AIM
Output every line of the data exactly as it appears.
* * * * *
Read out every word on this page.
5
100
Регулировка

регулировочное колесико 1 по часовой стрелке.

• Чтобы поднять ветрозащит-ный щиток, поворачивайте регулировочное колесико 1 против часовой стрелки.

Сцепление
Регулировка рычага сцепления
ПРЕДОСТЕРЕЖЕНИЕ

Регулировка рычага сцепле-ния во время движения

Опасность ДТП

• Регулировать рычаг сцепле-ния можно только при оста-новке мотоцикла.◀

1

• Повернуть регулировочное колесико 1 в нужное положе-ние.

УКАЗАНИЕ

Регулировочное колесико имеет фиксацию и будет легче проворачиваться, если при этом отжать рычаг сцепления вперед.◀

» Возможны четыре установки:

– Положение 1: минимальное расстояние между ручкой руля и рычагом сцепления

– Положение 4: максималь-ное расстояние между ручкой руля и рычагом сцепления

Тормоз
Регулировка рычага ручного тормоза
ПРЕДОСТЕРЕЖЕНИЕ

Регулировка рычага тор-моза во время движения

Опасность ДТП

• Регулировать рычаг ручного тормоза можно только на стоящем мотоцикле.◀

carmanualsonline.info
* * * * *
COMPLETE ANSWER
Read out every word on this page.
5
100
Регулировка

регулировочное колесико 1 по часовой стрелке.

• Чтобы поднять ветрозащит-ный щиток, поворачивайте регулировочное колесико 1 против часовой стрелки.

Сцепление
Регулировка рычага сцепления
ПРЕДОСТЕРЕЖЕНИЕ

Регулировка рычага сцепле-ния во время движения

Опасность ДТП

• Регулировать рычаг сцепле-ния можно только при оста-новке мотоцикла.◀

1

• Повернуть регулировочное колесико 1 в нужное положе-ние.

УКАЗАНИЕ

Регулировочное колесико имеет фиксацию и будет легче проворачиваться, если при этом отжать рычаг сцепления вперед.◀

» Возможны четыре установки:

– Положение 1: минимальное расстояние между ручкой руля и рычагом сцепления

– Положение 4: максималь-ное расстояние между ручкой руля и рычагом сцепления

Тормоз
Регулировка рычага ручного тормоза
ПРЕДОСТЕРЕЖЕНИЕ

Регулировка рычага тор-моза во время движения

Опасность ДТП

• Регулировать рычаг ручного тормоза можно только на стоящем мотоцикле.◀

carmanualsonline.info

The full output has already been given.